### Given records
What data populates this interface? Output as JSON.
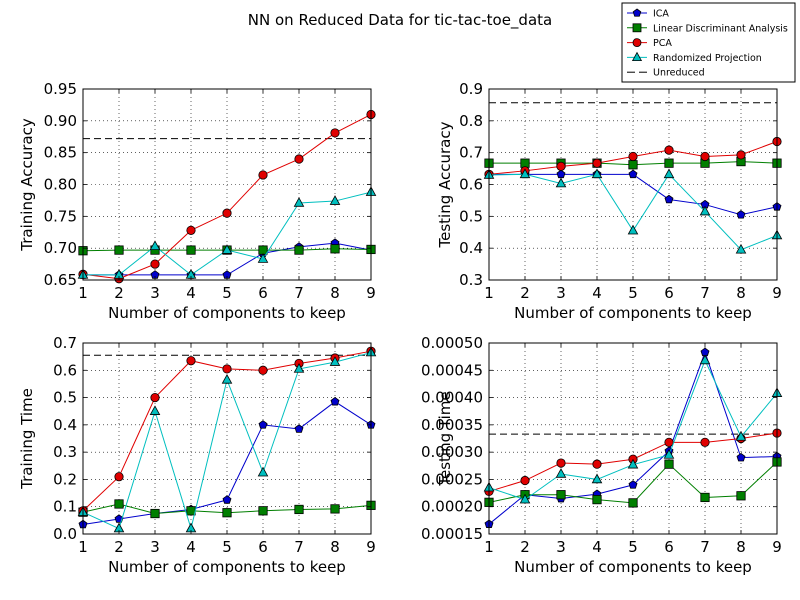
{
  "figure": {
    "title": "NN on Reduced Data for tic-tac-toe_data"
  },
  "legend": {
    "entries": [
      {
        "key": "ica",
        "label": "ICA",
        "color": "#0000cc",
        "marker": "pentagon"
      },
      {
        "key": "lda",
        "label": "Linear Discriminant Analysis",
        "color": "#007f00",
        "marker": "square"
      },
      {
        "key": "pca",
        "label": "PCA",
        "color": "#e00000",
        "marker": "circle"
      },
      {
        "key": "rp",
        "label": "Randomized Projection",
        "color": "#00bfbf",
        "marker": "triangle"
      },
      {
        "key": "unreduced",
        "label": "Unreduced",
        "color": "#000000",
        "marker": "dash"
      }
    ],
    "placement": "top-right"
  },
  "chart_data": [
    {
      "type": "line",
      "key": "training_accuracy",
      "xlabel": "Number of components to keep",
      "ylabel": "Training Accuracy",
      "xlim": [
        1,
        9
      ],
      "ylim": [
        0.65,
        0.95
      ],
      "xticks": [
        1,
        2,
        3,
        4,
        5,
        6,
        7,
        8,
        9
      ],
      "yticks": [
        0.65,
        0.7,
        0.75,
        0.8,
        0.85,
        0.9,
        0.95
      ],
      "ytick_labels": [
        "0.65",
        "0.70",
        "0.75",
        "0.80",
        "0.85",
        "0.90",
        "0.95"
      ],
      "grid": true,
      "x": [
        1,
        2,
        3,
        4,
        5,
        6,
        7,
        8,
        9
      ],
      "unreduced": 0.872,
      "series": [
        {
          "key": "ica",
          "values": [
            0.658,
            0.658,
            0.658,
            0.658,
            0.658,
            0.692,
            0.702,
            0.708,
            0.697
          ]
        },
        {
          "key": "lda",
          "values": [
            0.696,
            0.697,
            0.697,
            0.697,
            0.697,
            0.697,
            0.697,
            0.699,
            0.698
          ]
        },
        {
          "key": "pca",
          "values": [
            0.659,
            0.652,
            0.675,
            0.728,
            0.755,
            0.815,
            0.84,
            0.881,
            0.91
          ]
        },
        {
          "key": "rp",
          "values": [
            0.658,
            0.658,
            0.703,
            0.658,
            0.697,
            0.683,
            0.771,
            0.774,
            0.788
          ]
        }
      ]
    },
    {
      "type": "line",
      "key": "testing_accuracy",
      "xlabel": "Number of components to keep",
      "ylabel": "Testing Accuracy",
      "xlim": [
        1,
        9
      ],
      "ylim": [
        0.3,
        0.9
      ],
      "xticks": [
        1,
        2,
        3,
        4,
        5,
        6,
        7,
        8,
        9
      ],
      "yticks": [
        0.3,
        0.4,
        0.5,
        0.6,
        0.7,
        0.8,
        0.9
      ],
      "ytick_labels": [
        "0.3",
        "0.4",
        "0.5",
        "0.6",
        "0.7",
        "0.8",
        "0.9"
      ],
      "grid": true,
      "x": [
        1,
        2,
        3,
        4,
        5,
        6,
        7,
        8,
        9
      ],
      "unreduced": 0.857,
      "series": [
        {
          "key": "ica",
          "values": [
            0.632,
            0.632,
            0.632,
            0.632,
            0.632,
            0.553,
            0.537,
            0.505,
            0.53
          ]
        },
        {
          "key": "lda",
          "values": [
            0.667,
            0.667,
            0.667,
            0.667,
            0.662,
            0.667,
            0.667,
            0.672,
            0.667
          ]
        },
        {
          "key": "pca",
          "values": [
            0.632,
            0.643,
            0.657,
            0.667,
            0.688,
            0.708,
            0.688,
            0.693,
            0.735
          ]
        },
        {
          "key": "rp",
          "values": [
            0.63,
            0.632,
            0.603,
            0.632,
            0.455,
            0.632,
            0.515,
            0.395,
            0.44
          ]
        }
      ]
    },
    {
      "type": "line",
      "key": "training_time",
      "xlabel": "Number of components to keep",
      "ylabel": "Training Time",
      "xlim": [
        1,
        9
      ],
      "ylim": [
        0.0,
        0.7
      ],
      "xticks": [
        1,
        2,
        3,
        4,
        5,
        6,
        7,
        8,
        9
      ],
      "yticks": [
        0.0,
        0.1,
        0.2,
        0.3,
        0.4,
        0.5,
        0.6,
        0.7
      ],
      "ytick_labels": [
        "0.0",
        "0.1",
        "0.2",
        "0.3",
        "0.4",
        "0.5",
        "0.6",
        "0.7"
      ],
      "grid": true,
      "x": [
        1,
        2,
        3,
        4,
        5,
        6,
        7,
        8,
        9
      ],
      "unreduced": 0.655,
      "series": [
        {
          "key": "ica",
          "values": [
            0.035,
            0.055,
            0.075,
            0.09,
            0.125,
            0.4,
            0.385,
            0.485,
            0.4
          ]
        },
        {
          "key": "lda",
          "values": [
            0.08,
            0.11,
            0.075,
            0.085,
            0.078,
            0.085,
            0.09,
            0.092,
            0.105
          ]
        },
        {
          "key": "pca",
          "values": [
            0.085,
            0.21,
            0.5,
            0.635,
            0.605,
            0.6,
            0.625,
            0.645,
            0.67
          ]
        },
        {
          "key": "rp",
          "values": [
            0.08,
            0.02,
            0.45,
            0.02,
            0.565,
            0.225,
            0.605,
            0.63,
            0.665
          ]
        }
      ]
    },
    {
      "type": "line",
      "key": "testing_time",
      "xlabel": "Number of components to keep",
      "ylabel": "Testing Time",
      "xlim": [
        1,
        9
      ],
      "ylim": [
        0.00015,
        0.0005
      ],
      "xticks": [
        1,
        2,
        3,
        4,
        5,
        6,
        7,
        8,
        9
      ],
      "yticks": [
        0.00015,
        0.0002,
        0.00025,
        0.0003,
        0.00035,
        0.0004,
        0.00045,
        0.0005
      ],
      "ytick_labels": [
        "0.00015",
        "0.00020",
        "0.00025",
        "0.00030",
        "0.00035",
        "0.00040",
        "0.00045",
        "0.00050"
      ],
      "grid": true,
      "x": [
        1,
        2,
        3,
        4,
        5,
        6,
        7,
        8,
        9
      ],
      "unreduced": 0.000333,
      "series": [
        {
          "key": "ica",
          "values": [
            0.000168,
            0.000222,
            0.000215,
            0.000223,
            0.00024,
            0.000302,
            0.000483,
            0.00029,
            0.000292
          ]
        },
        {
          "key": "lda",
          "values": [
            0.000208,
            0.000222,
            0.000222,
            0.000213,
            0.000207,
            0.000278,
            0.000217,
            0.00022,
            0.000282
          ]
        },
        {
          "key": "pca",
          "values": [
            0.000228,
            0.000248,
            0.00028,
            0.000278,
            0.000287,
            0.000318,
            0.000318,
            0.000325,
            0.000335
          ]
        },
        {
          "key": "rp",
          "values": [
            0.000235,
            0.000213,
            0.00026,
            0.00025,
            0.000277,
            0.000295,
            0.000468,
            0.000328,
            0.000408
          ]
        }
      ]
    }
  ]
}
...
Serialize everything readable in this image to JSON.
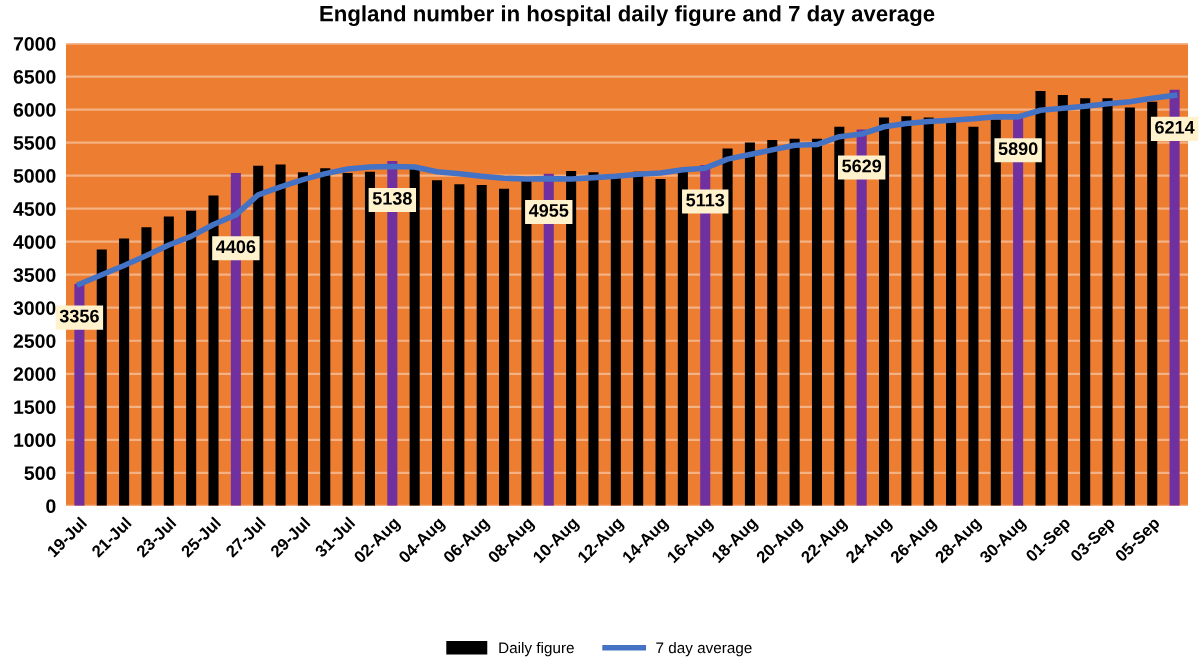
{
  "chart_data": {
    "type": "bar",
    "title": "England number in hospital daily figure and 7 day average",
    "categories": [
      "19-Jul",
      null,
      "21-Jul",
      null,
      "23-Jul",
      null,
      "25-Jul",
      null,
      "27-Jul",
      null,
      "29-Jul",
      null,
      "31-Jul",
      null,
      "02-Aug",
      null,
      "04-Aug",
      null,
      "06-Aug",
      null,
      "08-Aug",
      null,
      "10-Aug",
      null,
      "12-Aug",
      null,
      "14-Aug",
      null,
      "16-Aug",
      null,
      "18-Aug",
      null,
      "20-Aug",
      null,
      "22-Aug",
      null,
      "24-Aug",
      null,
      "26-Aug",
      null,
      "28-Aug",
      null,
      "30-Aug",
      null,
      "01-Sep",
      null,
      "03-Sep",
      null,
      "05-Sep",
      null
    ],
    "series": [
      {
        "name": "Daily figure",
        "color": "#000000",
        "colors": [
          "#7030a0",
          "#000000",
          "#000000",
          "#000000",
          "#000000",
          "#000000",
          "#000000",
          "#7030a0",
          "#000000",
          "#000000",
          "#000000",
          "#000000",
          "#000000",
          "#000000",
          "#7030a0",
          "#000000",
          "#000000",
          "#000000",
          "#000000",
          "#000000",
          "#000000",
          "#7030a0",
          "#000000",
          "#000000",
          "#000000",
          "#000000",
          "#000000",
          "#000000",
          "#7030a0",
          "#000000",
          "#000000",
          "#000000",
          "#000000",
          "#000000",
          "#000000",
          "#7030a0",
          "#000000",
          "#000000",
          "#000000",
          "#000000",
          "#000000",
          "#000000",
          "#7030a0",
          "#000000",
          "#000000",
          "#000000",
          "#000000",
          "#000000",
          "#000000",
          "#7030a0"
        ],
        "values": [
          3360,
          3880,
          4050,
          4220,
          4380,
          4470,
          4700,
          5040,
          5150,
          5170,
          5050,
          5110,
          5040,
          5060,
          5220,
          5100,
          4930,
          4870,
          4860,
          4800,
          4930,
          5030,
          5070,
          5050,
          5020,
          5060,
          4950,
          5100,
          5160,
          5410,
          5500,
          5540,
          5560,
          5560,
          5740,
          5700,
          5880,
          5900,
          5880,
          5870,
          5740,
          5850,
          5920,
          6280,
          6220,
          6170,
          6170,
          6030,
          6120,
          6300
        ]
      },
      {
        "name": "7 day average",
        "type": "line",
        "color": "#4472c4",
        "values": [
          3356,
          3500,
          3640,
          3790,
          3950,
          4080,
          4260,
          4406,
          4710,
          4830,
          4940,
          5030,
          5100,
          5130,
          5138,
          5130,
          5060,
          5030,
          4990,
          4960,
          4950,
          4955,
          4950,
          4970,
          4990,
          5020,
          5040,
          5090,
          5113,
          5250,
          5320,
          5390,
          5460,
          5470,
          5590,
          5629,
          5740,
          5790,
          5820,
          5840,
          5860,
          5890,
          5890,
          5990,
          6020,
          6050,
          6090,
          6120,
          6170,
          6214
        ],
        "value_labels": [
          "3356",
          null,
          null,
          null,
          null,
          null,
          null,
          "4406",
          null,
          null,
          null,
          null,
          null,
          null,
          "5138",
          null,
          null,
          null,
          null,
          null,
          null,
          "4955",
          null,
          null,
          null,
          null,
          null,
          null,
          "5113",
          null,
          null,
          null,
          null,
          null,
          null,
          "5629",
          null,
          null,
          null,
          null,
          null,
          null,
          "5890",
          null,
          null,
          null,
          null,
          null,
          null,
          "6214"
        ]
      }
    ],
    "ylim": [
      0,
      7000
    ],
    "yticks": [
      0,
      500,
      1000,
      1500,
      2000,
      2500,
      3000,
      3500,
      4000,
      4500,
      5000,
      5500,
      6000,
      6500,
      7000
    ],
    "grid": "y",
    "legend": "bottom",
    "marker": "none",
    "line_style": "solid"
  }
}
==
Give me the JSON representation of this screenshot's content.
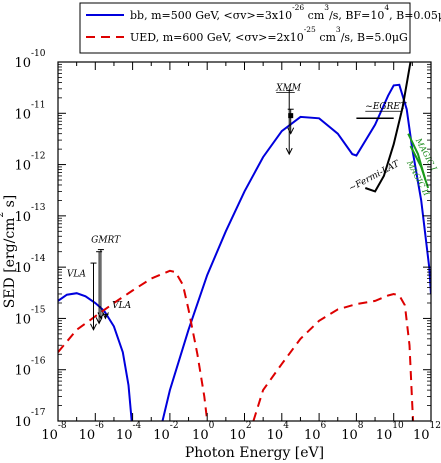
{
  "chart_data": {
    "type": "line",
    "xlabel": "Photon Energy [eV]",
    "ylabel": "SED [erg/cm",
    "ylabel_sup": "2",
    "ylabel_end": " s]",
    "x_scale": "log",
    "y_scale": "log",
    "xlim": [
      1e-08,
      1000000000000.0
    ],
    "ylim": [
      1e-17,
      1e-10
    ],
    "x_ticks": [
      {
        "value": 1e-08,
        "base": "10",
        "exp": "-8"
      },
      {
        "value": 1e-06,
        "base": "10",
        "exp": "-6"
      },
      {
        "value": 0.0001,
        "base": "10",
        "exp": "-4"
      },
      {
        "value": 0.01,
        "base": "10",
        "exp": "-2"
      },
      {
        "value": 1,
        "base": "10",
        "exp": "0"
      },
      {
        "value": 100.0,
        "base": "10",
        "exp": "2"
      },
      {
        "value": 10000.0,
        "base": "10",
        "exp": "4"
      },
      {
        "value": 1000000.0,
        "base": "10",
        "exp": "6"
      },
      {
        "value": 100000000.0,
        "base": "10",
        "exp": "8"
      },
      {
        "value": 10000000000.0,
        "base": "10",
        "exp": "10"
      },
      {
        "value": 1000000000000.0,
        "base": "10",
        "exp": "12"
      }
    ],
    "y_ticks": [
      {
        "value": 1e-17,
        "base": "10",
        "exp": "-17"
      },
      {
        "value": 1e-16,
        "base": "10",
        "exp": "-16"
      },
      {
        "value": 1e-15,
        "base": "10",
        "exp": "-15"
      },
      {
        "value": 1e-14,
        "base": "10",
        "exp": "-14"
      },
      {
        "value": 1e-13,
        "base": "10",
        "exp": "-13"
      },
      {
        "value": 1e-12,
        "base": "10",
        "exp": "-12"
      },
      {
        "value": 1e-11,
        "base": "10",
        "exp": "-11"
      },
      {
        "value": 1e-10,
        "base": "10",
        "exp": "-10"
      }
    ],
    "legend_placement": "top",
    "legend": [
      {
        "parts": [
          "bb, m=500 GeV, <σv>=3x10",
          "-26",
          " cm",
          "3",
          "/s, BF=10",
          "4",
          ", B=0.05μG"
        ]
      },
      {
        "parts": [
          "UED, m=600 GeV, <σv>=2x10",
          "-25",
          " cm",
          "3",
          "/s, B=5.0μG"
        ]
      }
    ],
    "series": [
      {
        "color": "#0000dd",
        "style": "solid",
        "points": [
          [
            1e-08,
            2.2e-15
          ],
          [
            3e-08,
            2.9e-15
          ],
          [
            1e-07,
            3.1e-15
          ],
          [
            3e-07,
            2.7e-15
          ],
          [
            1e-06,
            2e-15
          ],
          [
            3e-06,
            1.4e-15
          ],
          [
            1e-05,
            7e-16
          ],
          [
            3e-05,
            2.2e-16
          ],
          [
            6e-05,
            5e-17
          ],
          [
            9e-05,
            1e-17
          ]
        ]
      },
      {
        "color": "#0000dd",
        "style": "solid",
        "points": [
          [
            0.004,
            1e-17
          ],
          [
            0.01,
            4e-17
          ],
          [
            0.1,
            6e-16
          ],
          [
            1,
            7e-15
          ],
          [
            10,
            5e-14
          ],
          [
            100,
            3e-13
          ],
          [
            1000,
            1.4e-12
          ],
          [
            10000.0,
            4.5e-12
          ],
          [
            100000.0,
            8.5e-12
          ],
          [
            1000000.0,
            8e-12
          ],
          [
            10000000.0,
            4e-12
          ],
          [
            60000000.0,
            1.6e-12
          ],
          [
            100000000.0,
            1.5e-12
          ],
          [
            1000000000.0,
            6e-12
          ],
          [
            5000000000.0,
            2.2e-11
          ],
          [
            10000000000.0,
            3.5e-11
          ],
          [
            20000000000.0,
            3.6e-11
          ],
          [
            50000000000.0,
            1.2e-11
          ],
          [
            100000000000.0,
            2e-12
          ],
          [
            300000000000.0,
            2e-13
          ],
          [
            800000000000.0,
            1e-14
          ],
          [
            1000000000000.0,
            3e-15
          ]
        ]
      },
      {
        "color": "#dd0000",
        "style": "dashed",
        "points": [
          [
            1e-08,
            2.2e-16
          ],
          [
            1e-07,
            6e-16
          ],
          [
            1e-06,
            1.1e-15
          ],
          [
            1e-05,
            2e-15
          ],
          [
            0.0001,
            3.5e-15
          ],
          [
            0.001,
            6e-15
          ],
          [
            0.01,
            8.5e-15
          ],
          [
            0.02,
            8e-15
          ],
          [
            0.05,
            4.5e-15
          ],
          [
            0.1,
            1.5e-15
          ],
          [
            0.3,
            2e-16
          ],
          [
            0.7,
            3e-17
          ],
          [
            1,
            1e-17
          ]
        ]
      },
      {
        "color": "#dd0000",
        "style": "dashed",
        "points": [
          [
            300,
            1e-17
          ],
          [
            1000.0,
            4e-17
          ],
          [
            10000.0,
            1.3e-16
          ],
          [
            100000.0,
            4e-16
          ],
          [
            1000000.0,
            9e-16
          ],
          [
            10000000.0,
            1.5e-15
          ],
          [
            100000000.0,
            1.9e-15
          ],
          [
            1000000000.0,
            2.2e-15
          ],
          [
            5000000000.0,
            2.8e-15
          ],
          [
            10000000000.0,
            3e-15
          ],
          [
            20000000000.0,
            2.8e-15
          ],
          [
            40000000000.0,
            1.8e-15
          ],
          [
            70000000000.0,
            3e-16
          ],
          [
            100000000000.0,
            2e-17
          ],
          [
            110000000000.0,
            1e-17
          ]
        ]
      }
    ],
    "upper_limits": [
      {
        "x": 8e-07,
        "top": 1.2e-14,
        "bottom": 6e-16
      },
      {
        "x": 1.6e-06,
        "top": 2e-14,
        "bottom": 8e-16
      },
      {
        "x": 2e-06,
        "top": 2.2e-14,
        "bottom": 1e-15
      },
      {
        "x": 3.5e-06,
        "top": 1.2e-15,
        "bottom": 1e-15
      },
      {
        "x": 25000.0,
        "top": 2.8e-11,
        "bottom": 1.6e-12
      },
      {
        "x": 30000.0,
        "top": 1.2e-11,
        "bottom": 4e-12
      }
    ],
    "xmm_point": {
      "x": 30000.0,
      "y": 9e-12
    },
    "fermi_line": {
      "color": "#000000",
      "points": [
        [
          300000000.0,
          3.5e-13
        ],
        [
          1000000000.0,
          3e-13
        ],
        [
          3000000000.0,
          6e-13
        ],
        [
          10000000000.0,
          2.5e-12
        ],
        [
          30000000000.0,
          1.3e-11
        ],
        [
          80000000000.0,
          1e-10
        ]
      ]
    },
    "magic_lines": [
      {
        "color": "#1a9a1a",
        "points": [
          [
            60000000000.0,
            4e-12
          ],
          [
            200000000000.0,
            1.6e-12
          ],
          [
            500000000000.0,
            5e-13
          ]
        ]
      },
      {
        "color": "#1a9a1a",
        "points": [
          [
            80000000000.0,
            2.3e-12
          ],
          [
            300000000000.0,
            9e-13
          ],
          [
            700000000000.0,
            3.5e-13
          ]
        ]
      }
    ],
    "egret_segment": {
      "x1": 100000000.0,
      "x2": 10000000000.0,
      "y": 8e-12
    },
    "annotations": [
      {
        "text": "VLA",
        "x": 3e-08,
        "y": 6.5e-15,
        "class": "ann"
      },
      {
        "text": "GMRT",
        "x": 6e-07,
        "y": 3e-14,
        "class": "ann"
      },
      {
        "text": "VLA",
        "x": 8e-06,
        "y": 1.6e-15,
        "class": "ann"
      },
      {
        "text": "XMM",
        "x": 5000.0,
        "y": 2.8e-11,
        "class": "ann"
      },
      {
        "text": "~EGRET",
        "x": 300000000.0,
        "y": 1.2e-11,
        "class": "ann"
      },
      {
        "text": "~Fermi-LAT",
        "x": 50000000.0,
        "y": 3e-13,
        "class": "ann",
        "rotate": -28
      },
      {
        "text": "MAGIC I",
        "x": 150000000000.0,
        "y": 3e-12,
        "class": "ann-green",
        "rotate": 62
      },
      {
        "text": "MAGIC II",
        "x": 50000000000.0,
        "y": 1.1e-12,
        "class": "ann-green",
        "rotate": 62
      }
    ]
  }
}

### What this task involves
Look through the entries above for the word "figure". Copy every line where it shows up.

### Reply to the exercise
  "figure": {
    "title": "England number in hospital daily figure and 7 day average",
        "name": "Daily figure",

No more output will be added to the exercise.